*The request*. Make an exact transcription of the material, leaving out all images.

*Data rows*.
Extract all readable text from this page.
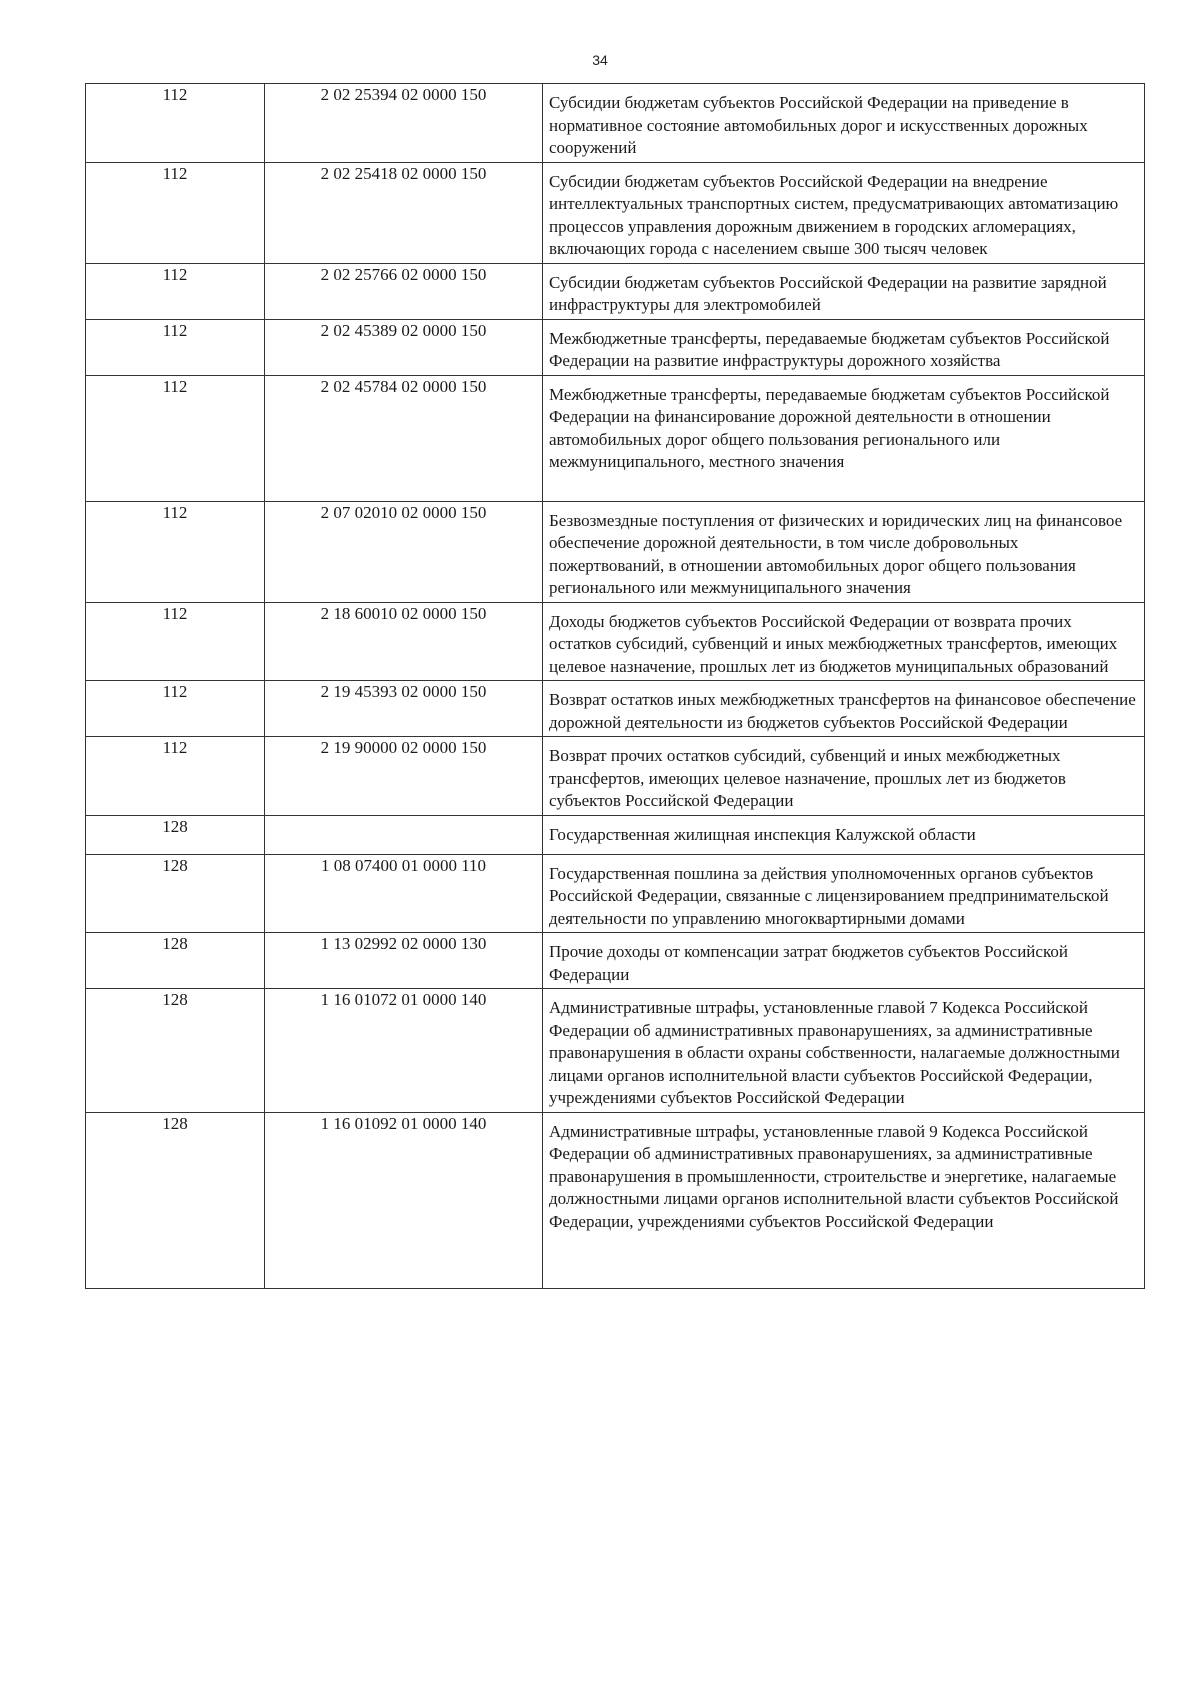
34
112	2 02 25394 02 0000 150	Субсидии бюджетам субъектов Российской Федерации на приведение в нормативное состояние автомобильных дорог и искусственных дорожных сооружений
112	2 02 25418 02 0000 150	Субсидии бюджетам субъектов Российской Федерации на внедрение интеллектуальных транспортных систем, предусматривающих автоматизацию процессов управления дорожным движением в городских агломерациях, включающих города с населением свыше 300 тысяч человек
112	2 02 25766 02 0000 150	Субсидии бюджетам субъектов Российской Федерации на развитие зарядной инфраструктуры для электромобилей
112	2 02 45389 02 0000 150	Межбюджетные трансферты, передаваемые бюджетам субъектов Российской Федерации на развитие инфраструктуры дорожного хозяйства
112	2 02 45784 02 0000 150	Межбюджетные трансферты, передаваемые бюджетам субъектов Российской Федерации на финансирование дорожной деятельности в отношении автомобильных дорог общего пользования регионального или межмуниципального, местного значения
112	2 07 02010 02 0000 150	Безвозмездные поступления от физических и юридических лиц на финансовое обеспечение дорожной деятельности, в том числе добровольных пожертвований, в отношении автомобильных дорог общего пользования регионального или межмуниципального значения
112	2 18 60010 02 0000 150	Доходы бюджетов субъектов Российской Федерации от возврата прочих остатков субсидий, субвенций и иных межбюджетных трансфертов, имеющих целевое назначение, прошлых лет из бюджетов муниципальных образований
112	2 19 45393 02 0000 150	Возврат остатков иных межбюджетных трансфертов на финансовое обеспечение дорожной деятельности из бюджетов субъектов Российской Федерации
112	2 19 90000 02 0000 150	Возврат прочих остатков субсидий, субвенций и иных межбюджетных трансфертов, имеющих целевое назначение, прошлых лет из бюджетов субъектов Российской Федерации
128		Государственная жилищная инспекция Калужской области
128	1 08 07400 01 0000 110	Государственная пошлина за действия уполномоченных органов субъектов Российской Федерации, связанные с лицензированием предпринимательской деятельности по управлению многоквартирными домами
128	1 13 02992 02 0000 130	Прочие доходы от компенсации затрат бюджетов субъектов Российской Федерации
128	1 16 01072 01 0000 140	Административные штрафы, установленные главой 7 Кодекса Российской Федерации об административных правонарушениях, за административные правонарушения в области охраны собственности, налагаемые должностными лицами органов исполнительной власти субъектов Российской Федерации, учреждениями субъектов Российской Федерации
128	1 16 01092 01 0000 140	Административные штрафы, установленные главой 9 Кодекса Российской Федерации об административных правонарушениях, за административные правонарушения в промышленности, строительстве и энергетике, налагаемые должностными лицами органов исполнительной власти субъектов Российской Федерации, учреждениями субъектов Российской Федерации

*Output for this exercise*.
Extract all readable text from this page.
34
112	2 02 25394 02 0000 150	Субсидии бюджетам субъектов Российской Федерации на приведение в нормативное состояние автомобильных дорог и искусственных дорожных сооружений
112	2 02 25418 02 0000 150	Субсидии бюджетам субъектов Российской Федерации на внедрение интеллектуальных транспортных систем, предусматривающих автоматизацию процессов управления дорожным движением в городских агломерациях, включающих города с населением свыше 300 тысяч человек
112	2 02 25766 02 0000 150	Субсидии бюджетам субъектов Российской Федерации на развитие зарядной инфраструктуры для электромобилей
112	2 02 45389 02 0000 150	Межбюджетные трансферты, передаваемые бюджетам субъектов Российской Федерации на развитие инфраструктуры дорожного хозяйства
112	2 02 45784 02 0000 150	Межбюджетные трансферты, передаваемые бюджетам субъектов Российской Федерации на финансирование дорожной деятельности в отношении автомобильных дорог общего пользования регионального или межмуниципального, местного значения
112	2 07 02010 02 0000 150	Безвозмездные поступления от физических и юридических лиц на финансовое обеспечение дорожной деятельности, в том числе добровольных пожертвований, в отношении автомобильных дорог общего пользования регионального или межмуниципального значения
112	2 18 60010 02 0000 150	Доходы бюджетов субъектов Российской Федерации от возврата прочих остатков субсидий, субвенций и иных межбюджетных трансфертов, имеющих целевое назначение, прошлых лет из бюджетов муниципальных образований
112	2 19 45393 02 0000 150	Возврат остатков иных межбюджетных трансфертов на финансовое обеспечение дорожной деятельности из бюджетов субъектов Российской Федерации
112	2 19 90000 02 0000 150	Возврат прочих остатков субсидий, субвенций и иных межбюджетных трансфертов, имеющих целевое назначение, прошлых лет из бюджетов субъектов Российской Федерации
128		Государственная жилищная инспекция Калужской области
128	1 08 07400 01 0000 110	Государственная пошлина за действия уполномоченных органов субъектов Российской Федерации, связанные с лицензированием предпринимательской деятельности по управлению многоквартирными домами
128	1 13 02992 02 0000 130	Прочие доходы от компенсации затрат бюджетов субъектов Российской Федерации
128	1 16 01072 01 0000 140	Административные штрафы, установленные главой 7 Кодекса Российской Федерации об административных правонарушениях, за административные правонарушения в области охраны собственности, налагаемые должностными лицами органов исполнительной власти субъектов Российской Федерации, учреждениями субъектов Российской Федерации
128	1 16 01092 01 0000 140	Административные штрафы, установленные главой 9 Кодекса Российской Федерации об административных правонарушениях, за административные правонарушения в промышленности, строительстве и энергетике, налагаемые должностными лицами органов исполнительной власти субъектов Российской Федерации, учреждениями субъектов Российской Федерации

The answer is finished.